**Saved data entries**
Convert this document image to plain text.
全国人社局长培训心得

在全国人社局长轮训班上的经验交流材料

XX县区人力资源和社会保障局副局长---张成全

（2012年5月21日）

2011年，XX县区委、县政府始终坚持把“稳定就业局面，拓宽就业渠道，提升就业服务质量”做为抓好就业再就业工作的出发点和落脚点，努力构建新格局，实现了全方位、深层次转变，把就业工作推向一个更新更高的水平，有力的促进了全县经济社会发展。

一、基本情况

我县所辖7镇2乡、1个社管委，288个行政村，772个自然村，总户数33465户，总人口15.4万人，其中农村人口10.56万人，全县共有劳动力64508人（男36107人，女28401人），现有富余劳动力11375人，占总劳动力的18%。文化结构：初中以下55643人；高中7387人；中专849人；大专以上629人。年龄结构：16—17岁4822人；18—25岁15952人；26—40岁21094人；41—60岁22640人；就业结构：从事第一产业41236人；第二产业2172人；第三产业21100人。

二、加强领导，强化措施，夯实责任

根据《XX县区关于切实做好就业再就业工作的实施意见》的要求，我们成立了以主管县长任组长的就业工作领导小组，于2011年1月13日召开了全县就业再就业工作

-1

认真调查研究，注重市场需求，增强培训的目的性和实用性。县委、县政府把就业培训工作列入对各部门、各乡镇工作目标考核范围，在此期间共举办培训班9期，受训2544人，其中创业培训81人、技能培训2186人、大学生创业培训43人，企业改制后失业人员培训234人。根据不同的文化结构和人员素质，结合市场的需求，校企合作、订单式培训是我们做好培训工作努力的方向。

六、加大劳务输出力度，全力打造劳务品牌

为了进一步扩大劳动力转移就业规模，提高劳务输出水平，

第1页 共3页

**Direction**
The records above must be output exactly, in full.

**Answer for this exercise**
Convert this document image to plain text.
全国人社局长培训心得

在全国人社局长轮训班上的经验交流材料

XX县区人力资源和社会保障局副局长---张成全

（2012年5月21日）

2011年，XX县区委、县政府始终坚持把“稳定就业局面，拓宽就业渠道，提升就业服务质量”做为抓好就业再就业工作的出发点和落脚点，努力构建新格局，实现了全方位、深层次转变，把就业工作推向一个更新更高的水平，有力的促进了全县经济社会发展。

一、基本情况

我县所辖7镇2乡、1个社管委，288个行政村，772个自然村，总户数33465户，总人口15.4万人，其中农村人口10.56万人，全县共有劳动力64508人（男36107人，女28401人），现有富余劳动力11375人，占总劳动力的18%。文化结构：初中以下55643人；高中7387人；中专849人；大专以上629人。年龄结构：16—17岁4822人；18—25岁15952人；26—40岁21094人；41—60岁22640人；就业结构：从事第一产业41236人；第二产业2172人；第三产业21100人。

二、加强领导，强化措施，夯实责任

根据《XX县区关于切实做好就业再就业工作的实施意见》的要求，我们成立了以主管县长任组长的就业工作领导小组，于2011年1月13日召开了全县就业再就业工作

-1

认真调查研究，注重市场需求，增强培训的目的性和实用性。县委、县政府把就业培训工作列入对各部门、各乡镇工作目标考核范围，在此期间共举办培训班9期，受训2544人，其中创业培训81人、技能培训2186人、大学生创业培训43人，企业改制后失业人员培训234人。根据不同的文化结构和人员素质，结合市场的需求，校企合作、订单式培训是我们做好培训工作努力的方向。

六、加大劳务输出力度，全力打造劳务品牌

为了进一步扩大劳动力转移就业规模，提高劳务输出水平，

第1页 共3页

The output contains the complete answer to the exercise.